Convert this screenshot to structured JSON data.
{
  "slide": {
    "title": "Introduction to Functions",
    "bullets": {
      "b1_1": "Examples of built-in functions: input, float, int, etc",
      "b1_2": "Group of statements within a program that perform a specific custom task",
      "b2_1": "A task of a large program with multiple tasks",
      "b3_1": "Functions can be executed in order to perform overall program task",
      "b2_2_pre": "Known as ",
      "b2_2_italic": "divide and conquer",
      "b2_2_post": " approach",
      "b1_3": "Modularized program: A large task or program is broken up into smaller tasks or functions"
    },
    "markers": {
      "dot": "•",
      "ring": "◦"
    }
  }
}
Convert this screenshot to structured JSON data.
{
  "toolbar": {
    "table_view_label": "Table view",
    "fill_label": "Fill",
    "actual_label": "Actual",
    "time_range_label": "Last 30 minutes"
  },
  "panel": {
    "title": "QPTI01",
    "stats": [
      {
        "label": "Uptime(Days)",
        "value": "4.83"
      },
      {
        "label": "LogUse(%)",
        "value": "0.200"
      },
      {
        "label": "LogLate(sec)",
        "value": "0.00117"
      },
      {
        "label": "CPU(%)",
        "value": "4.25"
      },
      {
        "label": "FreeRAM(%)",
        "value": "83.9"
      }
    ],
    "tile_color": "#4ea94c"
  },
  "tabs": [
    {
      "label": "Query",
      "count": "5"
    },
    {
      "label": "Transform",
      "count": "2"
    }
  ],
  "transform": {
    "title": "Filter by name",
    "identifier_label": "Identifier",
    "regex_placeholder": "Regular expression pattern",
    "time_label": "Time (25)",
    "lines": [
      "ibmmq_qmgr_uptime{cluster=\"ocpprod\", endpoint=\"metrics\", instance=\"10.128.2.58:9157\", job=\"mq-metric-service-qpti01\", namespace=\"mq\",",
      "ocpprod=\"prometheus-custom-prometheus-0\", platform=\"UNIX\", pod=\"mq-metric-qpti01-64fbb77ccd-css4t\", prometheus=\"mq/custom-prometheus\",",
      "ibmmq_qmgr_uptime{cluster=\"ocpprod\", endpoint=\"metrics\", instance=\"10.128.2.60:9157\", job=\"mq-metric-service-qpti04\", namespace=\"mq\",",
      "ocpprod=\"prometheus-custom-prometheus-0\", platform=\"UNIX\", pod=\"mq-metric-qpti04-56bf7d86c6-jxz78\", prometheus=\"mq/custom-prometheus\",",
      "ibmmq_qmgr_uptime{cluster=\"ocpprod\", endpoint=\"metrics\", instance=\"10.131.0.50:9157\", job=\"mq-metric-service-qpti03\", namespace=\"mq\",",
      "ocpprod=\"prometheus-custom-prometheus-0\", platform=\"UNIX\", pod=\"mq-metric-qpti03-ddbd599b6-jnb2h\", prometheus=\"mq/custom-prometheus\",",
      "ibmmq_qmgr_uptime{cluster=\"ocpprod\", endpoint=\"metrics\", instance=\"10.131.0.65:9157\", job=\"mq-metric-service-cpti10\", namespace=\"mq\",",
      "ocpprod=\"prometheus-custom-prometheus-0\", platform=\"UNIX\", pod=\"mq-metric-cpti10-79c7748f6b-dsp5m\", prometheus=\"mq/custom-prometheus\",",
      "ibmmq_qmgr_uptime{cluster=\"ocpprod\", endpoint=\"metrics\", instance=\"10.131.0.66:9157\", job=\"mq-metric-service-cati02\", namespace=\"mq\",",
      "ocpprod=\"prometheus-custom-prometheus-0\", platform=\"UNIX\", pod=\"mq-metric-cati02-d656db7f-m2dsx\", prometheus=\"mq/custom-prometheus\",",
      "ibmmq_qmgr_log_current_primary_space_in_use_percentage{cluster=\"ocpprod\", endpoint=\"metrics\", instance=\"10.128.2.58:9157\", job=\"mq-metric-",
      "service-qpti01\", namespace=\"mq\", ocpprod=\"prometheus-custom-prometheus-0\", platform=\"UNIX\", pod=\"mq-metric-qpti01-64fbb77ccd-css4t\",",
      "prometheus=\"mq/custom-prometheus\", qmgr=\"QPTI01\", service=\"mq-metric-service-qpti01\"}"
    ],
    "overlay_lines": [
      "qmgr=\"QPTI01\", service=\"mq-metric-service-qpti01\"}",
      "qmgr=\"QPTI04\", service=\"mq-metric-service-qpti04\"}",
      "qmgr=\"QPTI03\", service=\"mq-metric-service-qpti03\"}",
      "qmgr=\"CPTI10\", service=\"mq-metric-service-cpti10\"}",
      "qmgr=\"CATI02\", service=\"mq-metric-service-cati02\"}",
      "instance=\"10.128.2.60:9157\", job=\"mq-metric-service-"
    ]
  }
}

= = =

### What this task involves
Everything in the listing above should be restated exactly.

### Response
Convert this screenshot to structured JSON data.
{
  "slide": {
    "title": "Introduction to Functions",
    "bullets": {
      "b1_1": "Examples of built-in functions: input, float, int, etc",
      "b1_2": "Group of statements within a program that perform a specific custom task",
      "b2_1": "A task of a large program with multiple tasks",
      "b3_1": "Functions can be executed in order to perform overall program task",
      "b2_2_pre": "Known as ",
      "b2_2_italic": "divide and conquer",
      "b2_2_post": " approach",
      "b1_3": "Modularized program: A large task or program is broken up into smaller tasks or functions"
    },
    "markers": {
      "dot": "•",
      "ring": "◦"
    }
  }
}
Convert this screenshot to structured JSON data.
{
  "toolbar": {
    "table_view_label": "Table view",
    "fill_label": "Fill",
    "actual_label": "Actual",
    "time_range_label": "Last 30 minutes"
  },
  "panel": {
    "title": "QPTI01",
    "stats": [
      {
        "label": "Uptime(Days)",
        "value": "4.83"
      },
      {
        "label": "LogUse(%)",
        "value": "0.200"
      },
      {
        "label": "LogLate(sec)",
        "value": "0.00117"
      },
      {
        "label": "CPU(%)",
        "value": "4.25"
      },
      {
        "label": "FreeRAM(%)",
        "value": "83.9"
      }
    ],
    "tile_color": "#4ea94c"
  },
  "tabs": [
    {
      "label": "Query",
      "count": "5"
    },
    {
      "label": "Transform",
      "count": "2"
    }
  ],
  "transform": {
    "title": "Filter by name",
    "identifier_label": "Identifier",
    "regex_placeholder": "Regular expression pattern",
    "time_label": "Time (25)",
    "lines": [
      "ibmmq_qmgr_uptime{cluster=\"ocpprod\", endpoint=\"metrics\", instance=\"10.128.2.58:9157\", job=\"mq-metric-service-qpti01\", namespace=\"mq\",",
      "ocpprod=\"prometheus-custom-prometheus-0\", platform=\"UNIX\", pod=\"mq-metric-qpti01-64fbb77ccd-css4t\", prometheus=\"mq/custom-prometheus\",",
      "ibmmq_qmgr_uptime{cluster=\"ocpprod\", endpoint=\"metrics\", instance=\"10.128.2.60:9157\", job=\"mq-metric-service-qpti04\", namespace=\"mq\",",
      "ocpprod=\"prometheus-custom-prometheus-0\", platform=\"UNIX\", pod=\"mq-metric-qpti04-56bf7d86c6-jxz78\", prometheus=\"mq/custom-prometheus\",",
      "ibmmq_qmgr_uptime{cluster=\"ocpprod\", endpoint=\"metrics\", instance=\"10.131.0.50:9157\", job=\"mq-metric-service-qpti03\", namespace=\"mq\",",
      "ocpprod=\"prometheus-custom-prometheus-0\", platform=\"UNIX\", pod=\"mq-metric-qpti03-ddbd599b6-jnb2h\", prometheus=\"mq/custom-prometheus\",",
      "ibmmq_qmgr_uptime{cluster=\"ocpprod\", endpoint=\"metrics\", instance=\"10.131.0.65:9157\", job=\"mq-metric-service-cpti10\", namespace=\"mq\",",
      "ocpprod=\"prometheus-custom-prometheus-0\", platform=\"UNIX\", pod=\"mq-metric-cpti10-79c7748f6b-dsp5m\", prometheus=\"mq/custom-prometheus\",",
      "ibmmq_qmgr_uptime{cluster=\"ocpprod\", endpoint=\"metrics\", instance=\"10.131.0.66:9157\", job=\"mq-metric-service-cati02\", namespace=\"mq\",",
      "ocpprod=\"prometheus-custom-prometheus-0\", platform=\"UNIX\", pod=\"mq-metric-cati02-d656db7f-m2dsx\", prometheus=\"mq/custom-prometheus\",",
      "ibmmq_qmgr_log_current_primary_space_in_use_percentage{cluster=\"ocpprod\", endpoint=\"metrics\", instance=\"10.128.2.58:9157\", job=\"mq-metric-",
      "service-qpti01\", namespace=\"mq\", ocpprod=\"prometheus-custom-prometheus-0\", platform=\"UNIX\", pod=\"mq-metric-qpti01-64fbb77ccd-css4t\",",
      "prometheus=\"mq/custom-prometheus\", qmgr=\"QPTI01\", service=\"mq-metric-service-qpti01\"}"
    ],
    "overlay_lines": [
      "qmgr=\"QPTI01\", service=\"mq-metric-service-qpti01\"}",
      "qmgr=\"QPTI04\", service=\"mq-metric-service-qpti04\"}",
      "qmgr=\"QPTI03\", service=\"mq-metric-service-qpti03\"}",
      "qmgr=\"CPTI10\", service=\"mq-metric-service-cpti10\"}",
      "qmgr=\"CATI02\", service=\"mq-metric-service-cati02\"}",
      "instance=\"10.128.2.60:9157\", job=\"mq-metric-service-"
    ]
  }
}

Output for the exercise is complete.